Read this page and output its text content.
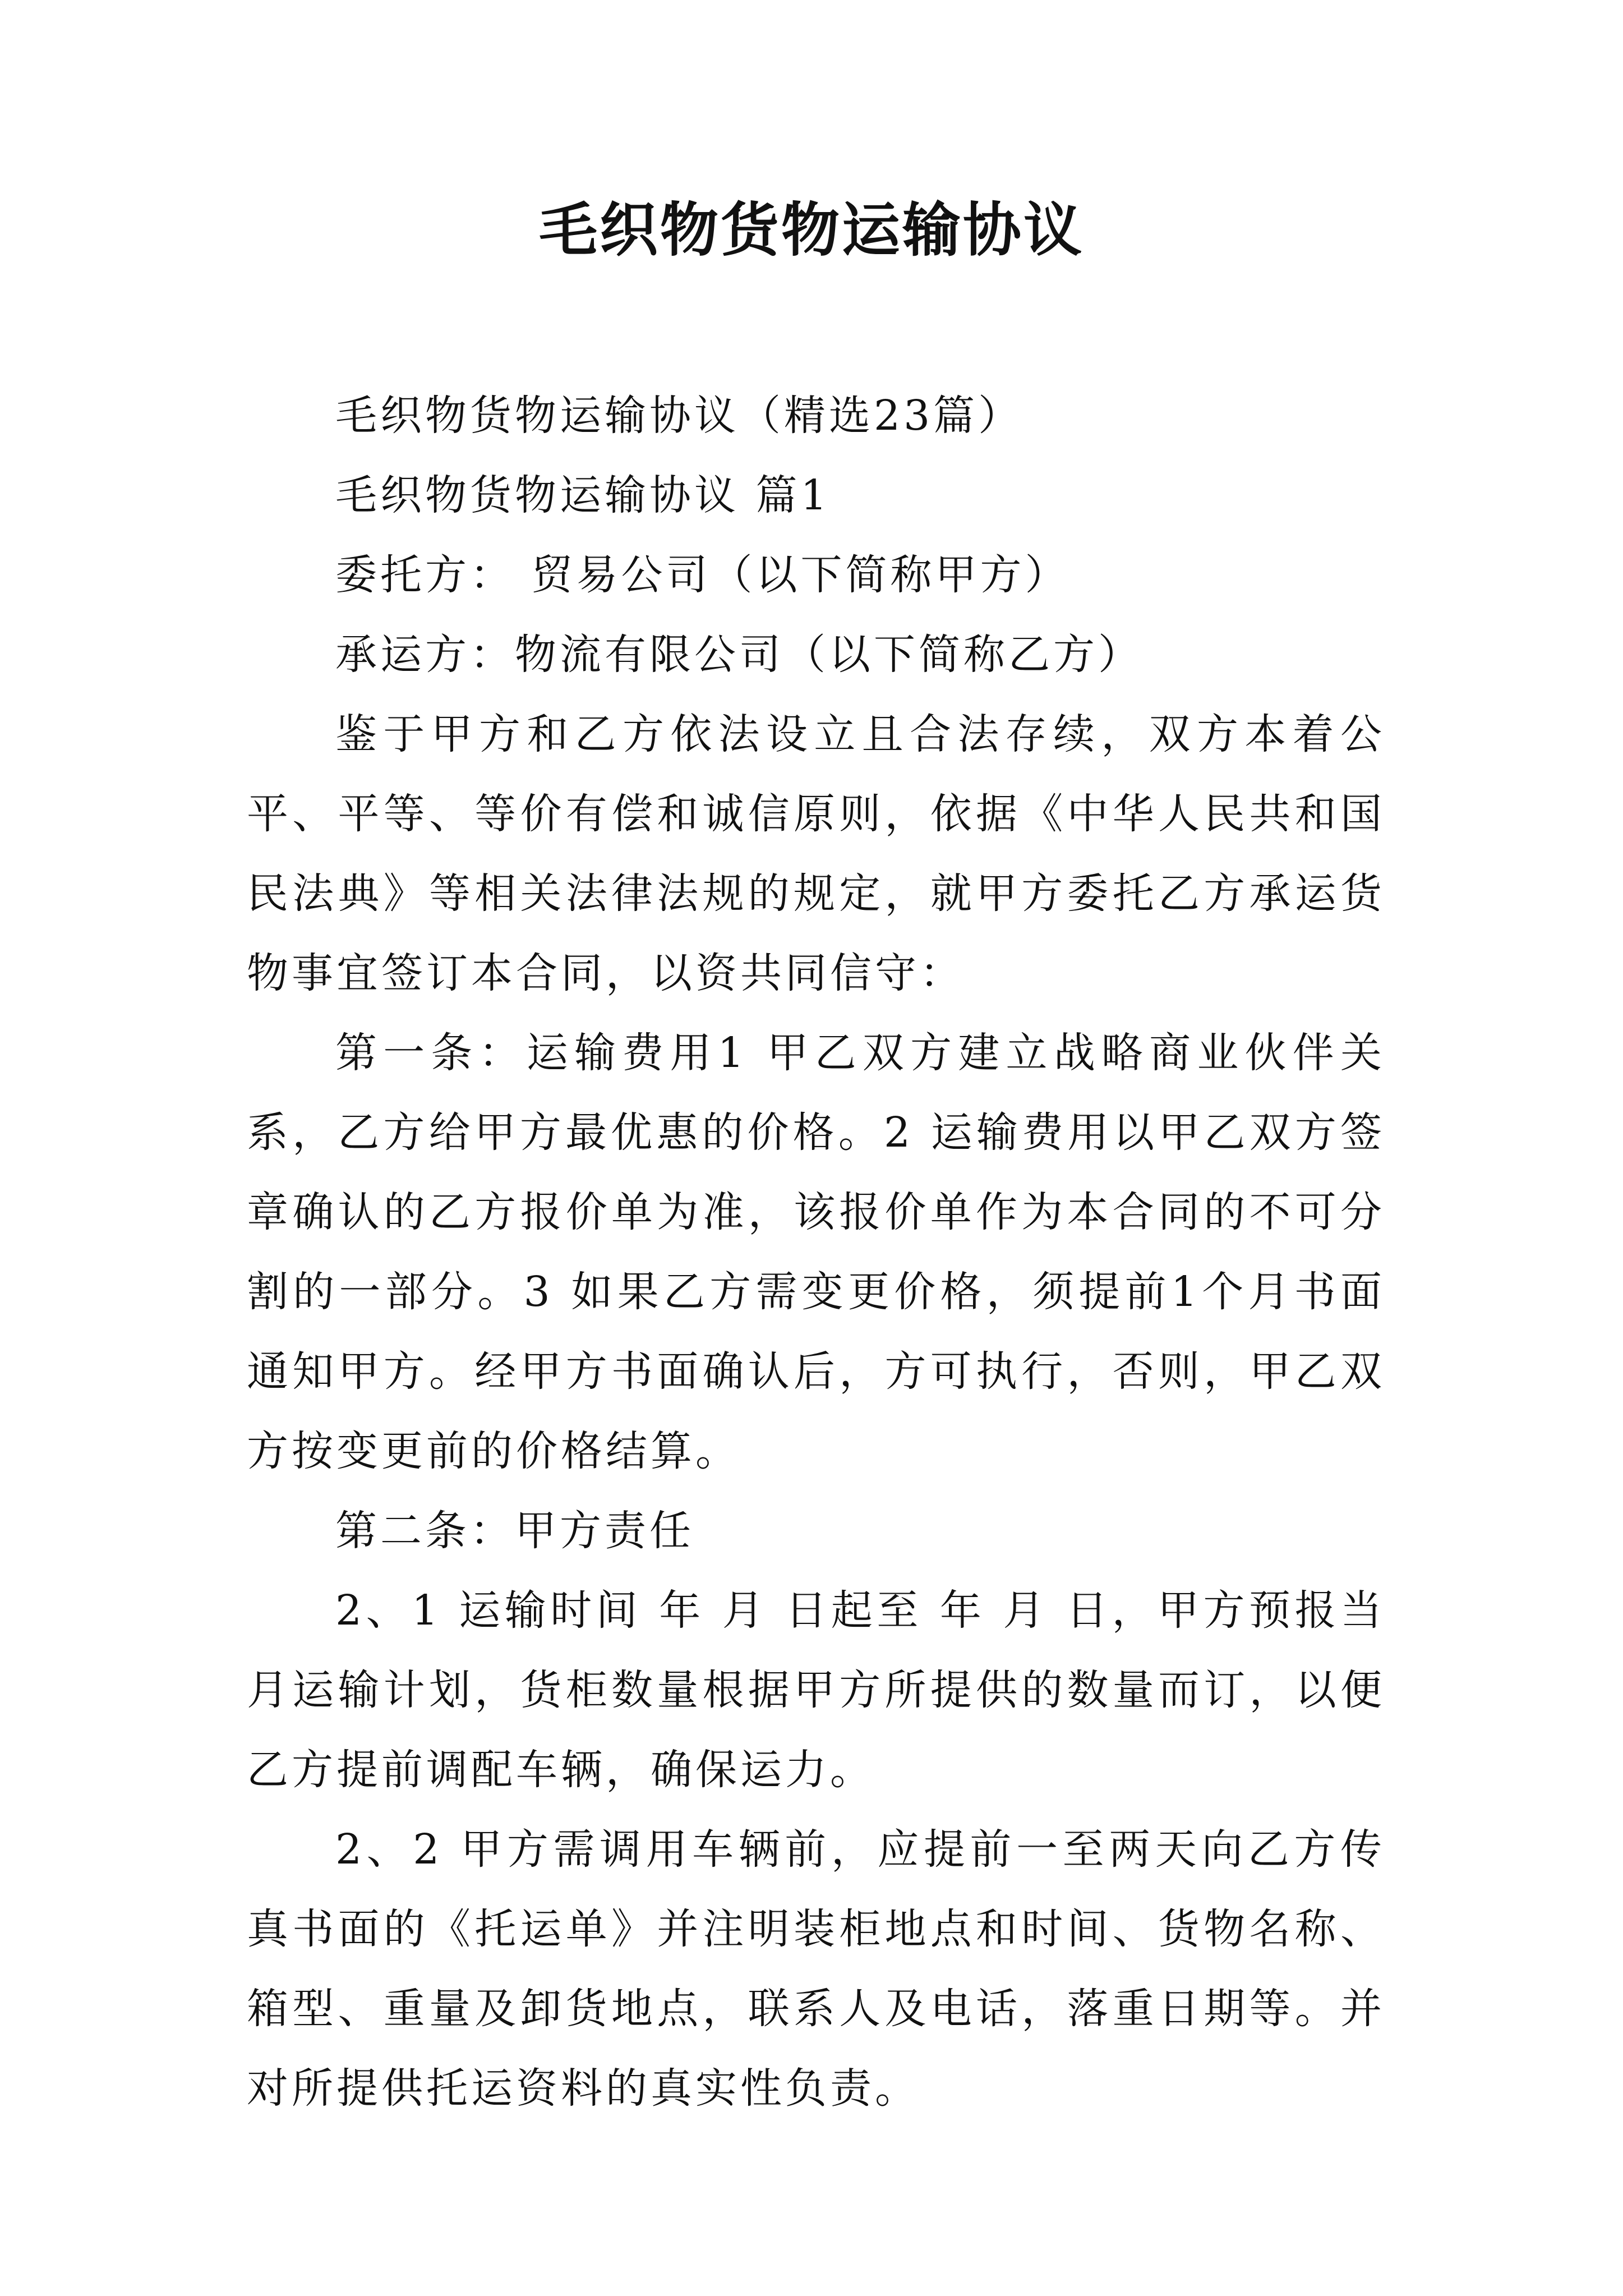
毛织物货物运输协议

毛织物货物运输协议（精选23篇）

毛织物货物运输协议 篇1

委托方： 贸易公司（以下简称甲方）

承运方：物流有限公司（以下简称乙方）

鉴于甲方和乙方依法设立且合法存续，双方本着公平、平等、等价有偿和诚信原则，依据《中华人民共和国民法典》等相关法律法规的规定，就甲方委托乙方承运货物事宜签订本合同，以资共同信守：

第一条：运输费用1 甲乙双方建立战略商业伙伴关系，乙方给甲方最优惠的价格。2 运输费用以甲乙双方签章确认的乙方报价单为准，该报价单作为本合同的不可分割的一部分。3 如果乙方需变更价格，须提前1个月书面通知甲方。经甲方书面确认后，方可执行，否则，甲乙双方按变更前的价格结算。

第二条：甲方责任

2、1 运输时间 年 月 日起至 年 月 日，甲方预报当月运输计划，货柜数量根据甲方所提供的数量而订，以便乙方提前调配车辆，确保运力。

2、2 甲方需调用车辆前，应提前一至两天向乙方传真书面的《托运单》并注明装柜地点和时间、货物名称、箱型、重量及卸货地点，联系人及电话，落重日期等。并对所提供托运资料的真实性负责。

# # # #

Without the pictures, print the whole listing exactly as given.

Read this page and output its text content.
毛织物货物运输协议

毛织物货物运输协议（精选23篇）

毛织物货物运输协议 篇1

委托方： 贸易公司（以下简称甲方）

承运方：物流有限公司（以下简称乙方）

鉴于甲方和乙方依法设立且合法存续，双方本着公平、平等、等价有偿和诚信原则，依据《中华人民共和国民法典》等相关法律法规的规定，就甲方委托乙方承运货物事宜签订本合同，以资共同信守：

第一条：运输费用1 甲乙双方建立战略商业伙伴关系，乙方给甲方最优惠的价格。2 运输费用以甲乙双方签章确认的乙方报价单为准，该报价单作为本合同的不可分割的一部分。3 如果乙方需变更价格，须提前1个月书面通知甲方。经甲方书面确认后，方可执行，否则，甲乙双方按变更前的价格结算。

第二条：甲方责任

2、1 运输时间 年 月 日起至 年 月 日，甲方预报当月运输计划，货柜数量根据甲方所提供的数量而订，以便乙方提前调配车辆，确保运力。

2、2 甲方需调用车辆前，应提前一至两天向乙方传真书面的《托运单》并注明装柜地点和时间、货物名称、箱型、重量及卸货地点，联系人及电话，落重日期等。并对所提供托运资料的真实性负责。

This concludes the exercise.